Check every line below for the word "source" and copy the ones that have it.

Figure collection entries
^^^^^^^^^^^^^^^^

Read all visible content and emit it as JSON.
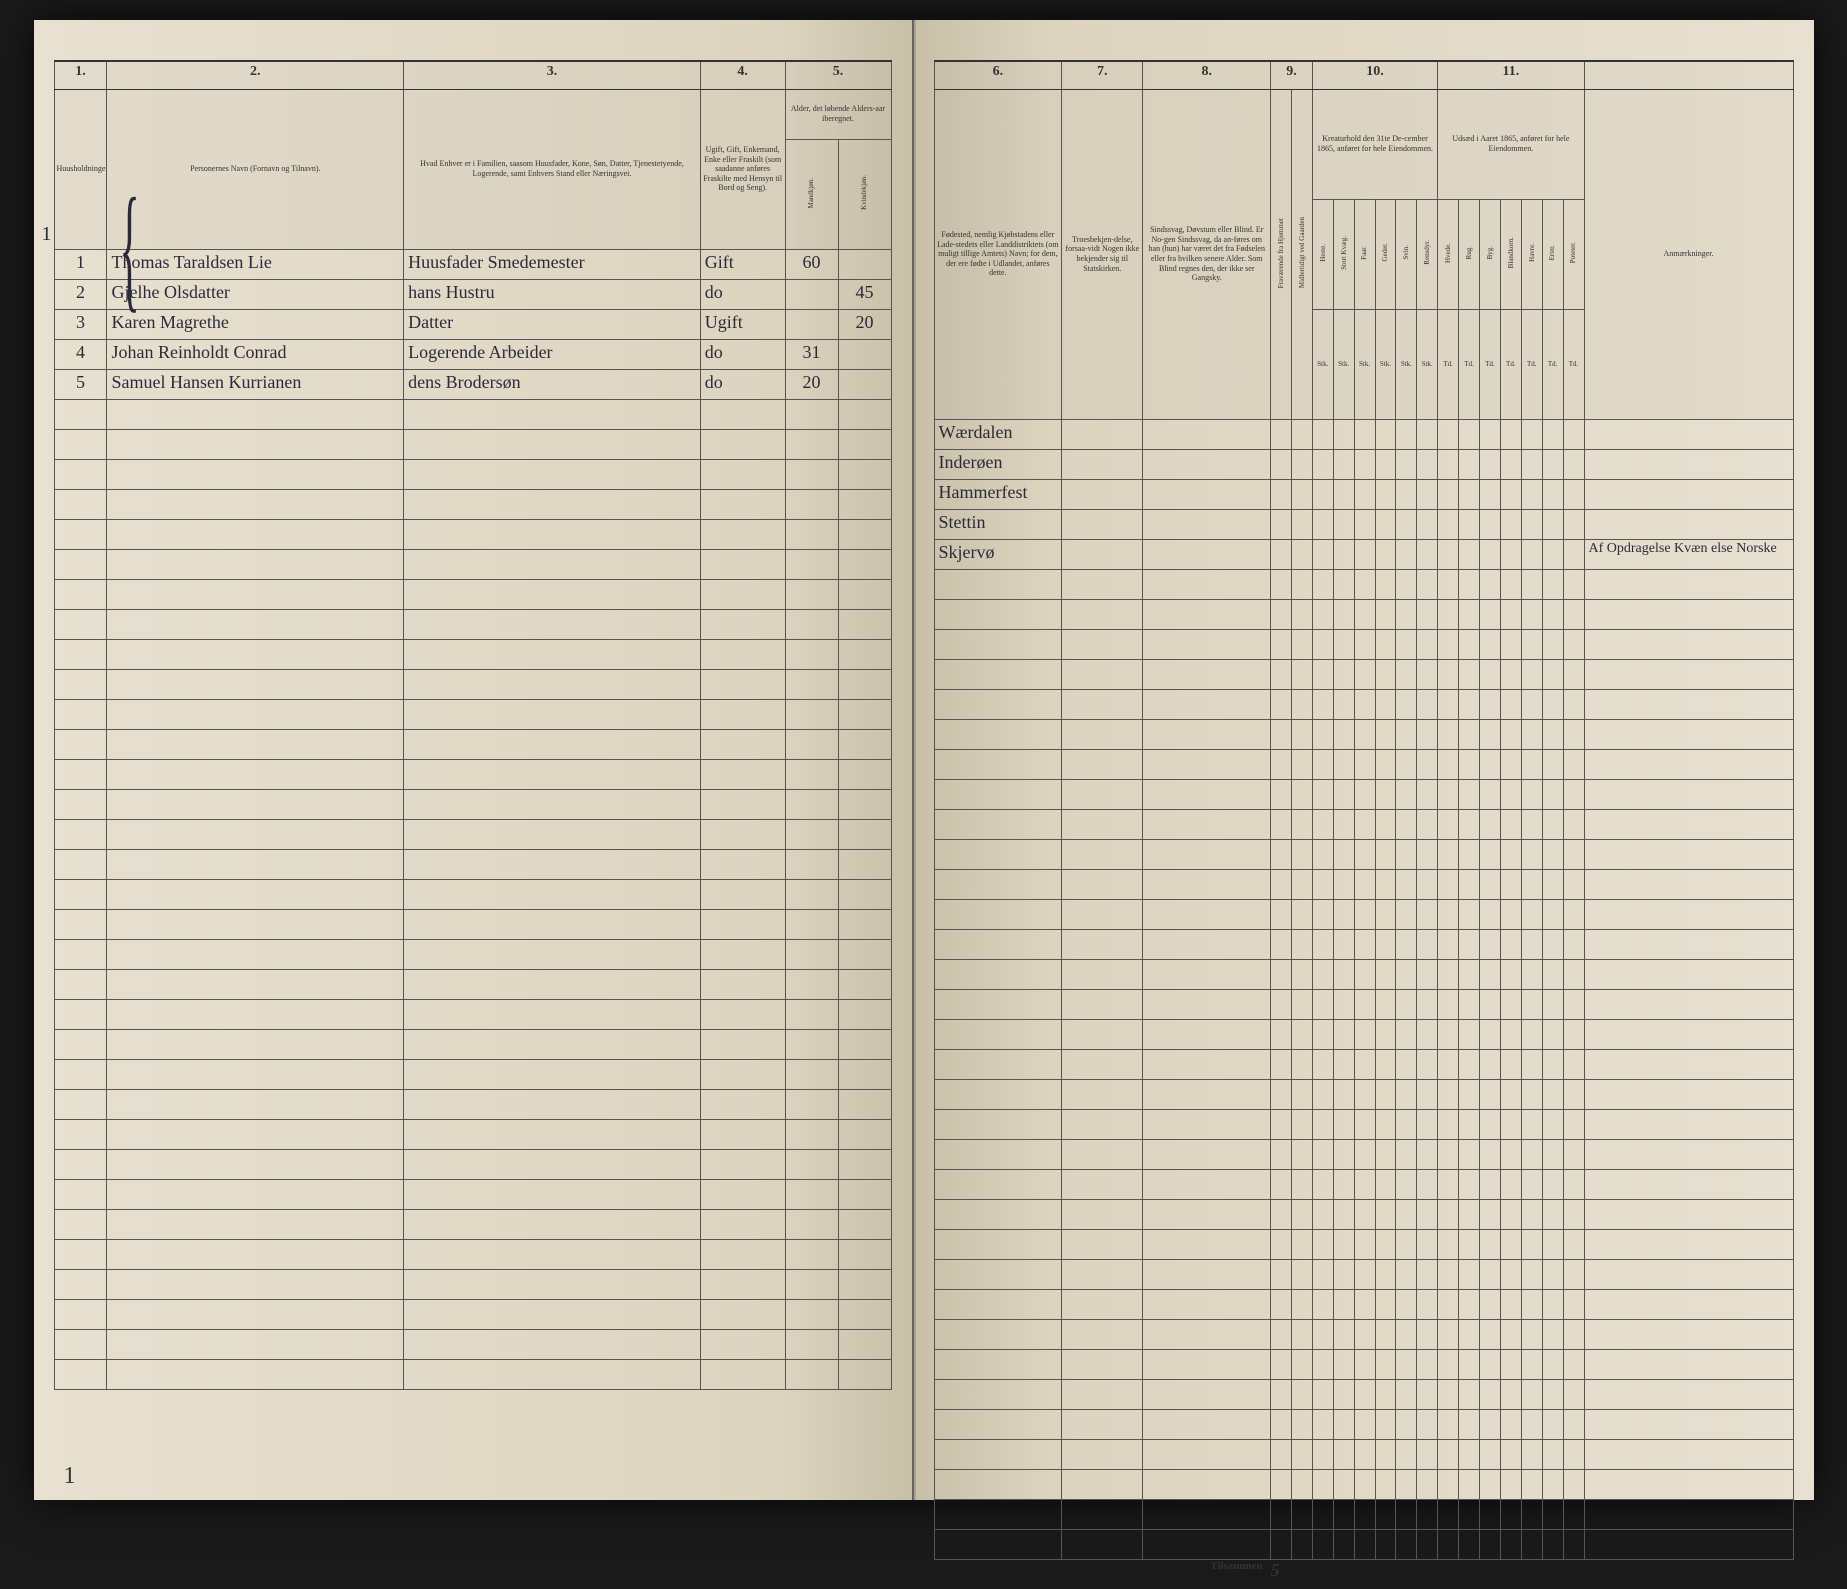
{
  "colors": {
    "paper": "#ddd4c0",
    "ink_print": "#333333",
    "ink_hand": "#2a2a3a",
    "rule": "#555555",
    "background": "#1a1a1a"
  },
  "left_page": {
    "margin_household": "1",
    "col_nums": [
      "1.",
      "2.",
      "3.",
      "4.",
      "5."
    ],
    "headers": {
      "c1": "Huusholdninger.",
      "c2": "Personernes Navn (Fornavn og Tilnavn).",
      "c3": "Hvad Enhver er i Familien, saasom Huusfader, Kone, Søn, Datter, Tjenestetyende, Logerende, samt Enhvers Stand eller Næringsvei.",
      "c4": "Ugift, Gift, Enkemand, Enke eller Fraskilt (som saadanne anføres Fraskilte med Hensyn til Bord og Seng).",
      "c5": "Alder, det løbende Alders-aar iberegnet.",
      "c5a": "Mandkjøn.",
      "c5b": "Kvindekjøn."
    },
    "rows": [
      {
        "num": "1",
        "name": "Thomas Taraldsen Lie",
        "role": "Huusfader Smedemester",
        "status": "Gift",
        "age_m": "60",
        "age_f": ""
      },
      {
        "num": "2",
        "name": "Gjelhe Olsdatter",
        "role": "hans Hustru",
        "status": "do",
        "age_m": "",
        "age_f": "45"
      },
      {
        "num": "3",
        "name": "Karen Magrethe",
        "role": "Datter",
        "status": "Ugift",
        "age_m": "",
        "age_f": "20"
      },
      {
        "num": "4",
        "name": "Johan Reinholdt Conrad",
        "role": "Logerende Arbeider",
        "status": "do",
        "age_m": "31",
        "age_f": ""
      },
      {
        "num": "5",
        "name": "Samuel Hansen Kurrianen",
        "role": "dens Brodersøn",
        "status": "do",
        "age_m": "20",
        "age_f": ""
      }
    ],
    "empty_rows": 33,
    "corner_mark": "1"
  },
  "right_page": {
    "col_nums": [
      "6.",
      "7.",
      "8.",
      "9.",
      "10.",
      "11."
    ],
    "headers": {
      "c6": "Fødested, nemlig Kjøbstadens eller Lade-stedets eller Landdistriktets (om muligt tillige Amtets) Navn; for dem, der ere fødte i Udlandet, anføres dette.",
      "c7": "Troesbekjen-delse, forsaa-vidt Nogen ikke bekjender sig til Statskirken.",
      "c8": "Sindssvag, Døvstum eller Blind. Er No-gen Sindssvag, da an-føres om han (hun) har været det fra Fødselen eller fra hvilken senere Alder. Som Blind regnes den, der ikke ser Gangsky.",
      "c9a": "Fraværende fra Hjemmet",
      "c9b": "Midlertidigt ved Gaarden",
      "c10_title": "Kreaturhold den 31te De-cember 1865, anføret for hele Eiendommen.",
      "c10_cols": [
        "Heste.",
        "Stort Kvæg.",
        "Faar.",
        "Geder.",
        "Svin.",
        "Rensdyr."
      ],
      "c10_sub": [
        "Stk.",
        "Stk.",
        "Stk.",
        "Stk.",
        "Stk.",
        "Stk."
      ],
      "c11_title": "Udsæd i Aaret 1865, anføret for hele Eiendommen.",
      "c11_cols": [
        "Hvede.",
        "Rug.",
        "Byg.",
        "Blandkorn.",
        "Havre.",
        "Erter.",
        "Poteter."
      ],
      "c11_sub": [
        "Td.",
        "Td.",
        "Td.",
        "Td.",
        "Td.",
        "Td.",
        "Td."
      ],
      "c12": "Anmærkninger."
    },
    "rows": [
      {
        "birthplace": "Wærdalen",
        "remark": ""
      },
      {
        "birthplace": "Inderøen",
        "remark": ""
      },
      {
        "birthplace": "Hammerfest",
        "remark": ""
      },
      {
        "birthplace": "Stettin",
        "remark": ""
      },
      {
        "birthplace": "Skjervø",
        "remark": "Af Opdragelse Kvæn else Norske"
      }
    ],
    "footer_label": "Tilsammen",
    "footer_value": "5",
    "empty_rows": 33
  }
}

^^^^^^^^^^^^^^^^

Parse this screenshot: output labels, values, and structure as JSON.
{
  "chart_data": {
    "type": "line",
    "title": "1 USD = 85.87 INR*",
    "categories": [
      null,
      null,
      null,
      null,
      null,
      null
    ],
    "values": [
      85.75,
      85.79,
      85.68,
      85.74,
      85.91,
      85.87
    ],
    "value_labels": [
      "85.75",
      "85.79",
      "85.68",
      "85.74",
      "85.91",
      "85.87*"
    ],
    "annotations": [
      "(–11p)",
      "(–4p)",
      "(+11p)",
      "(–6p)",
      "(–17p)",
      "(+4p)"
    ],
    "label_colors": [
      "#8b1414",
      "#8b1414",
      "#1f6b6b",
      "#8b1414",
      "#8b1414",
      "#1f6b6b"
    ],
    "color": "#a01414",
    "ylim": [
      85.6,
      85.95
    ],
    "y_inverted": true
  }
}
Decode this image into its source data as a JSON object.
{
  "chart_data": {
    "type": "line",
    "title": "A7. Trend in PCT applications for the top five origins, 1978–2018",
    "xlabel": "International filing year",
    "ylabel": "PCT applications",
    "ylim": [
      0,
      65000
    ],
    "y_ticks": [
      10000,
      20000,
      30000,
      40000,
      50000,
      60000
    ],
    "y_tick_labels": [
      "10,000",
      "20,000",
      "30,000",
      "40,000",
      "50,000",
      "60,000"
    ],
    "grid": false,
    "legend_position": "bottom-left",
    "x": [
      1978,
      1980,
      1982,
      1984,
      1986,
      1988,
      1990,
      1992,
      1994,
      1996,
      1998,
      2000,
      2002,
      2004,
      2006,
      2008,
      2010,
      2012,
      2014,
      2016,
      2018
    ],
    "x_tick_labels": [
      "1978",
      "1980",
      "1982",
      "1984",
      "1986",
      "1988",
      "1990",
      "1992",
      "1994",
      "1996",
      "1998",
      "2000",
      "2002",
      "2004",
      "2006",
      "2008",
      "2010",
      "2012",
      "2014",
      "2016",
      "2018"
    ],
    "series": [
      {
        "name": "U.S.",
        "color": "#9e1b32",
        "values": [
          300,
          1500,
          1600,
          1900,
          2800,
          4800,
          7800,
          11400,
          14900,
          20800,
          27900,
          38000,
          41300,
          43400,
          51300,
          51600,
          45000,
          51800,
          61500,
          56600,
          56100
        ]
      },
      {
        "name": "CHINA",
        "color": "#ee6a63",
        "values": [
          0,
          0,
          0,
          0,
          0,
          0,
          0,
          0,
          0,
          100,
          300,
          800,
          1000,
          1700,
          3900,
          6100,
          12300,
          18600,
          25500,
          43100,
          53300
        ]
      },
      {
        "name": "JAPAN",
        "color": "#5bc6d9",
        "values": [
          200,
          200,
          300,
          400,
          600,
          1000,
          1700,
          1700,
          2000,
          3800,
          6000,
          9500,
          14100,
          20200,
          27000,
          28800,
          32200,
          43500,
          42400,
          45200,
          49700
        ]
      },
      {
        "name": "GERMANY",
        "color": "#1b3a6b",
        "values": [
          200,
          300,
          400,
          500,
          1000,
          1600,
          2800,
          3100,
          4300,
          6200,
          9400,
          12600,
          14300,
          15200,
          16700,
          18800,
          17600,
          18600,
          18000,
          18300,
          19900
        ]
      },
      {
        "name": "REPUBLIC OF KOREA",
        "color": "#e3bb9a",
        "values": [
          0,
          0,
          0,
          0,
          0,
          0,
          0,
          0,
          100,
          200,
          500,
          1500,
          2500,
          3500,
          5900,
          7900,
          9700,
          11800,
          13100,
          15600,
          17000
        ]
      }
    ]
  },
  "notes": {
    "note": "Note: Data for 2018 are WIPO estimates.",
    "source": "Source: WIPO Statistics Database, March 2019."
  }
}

^^^^^^^^^^^^^^^^

*Task response:*
Decode this image into its source data as a JSON object.
    "source": "Source: WIPO Statistics Database, March 2019."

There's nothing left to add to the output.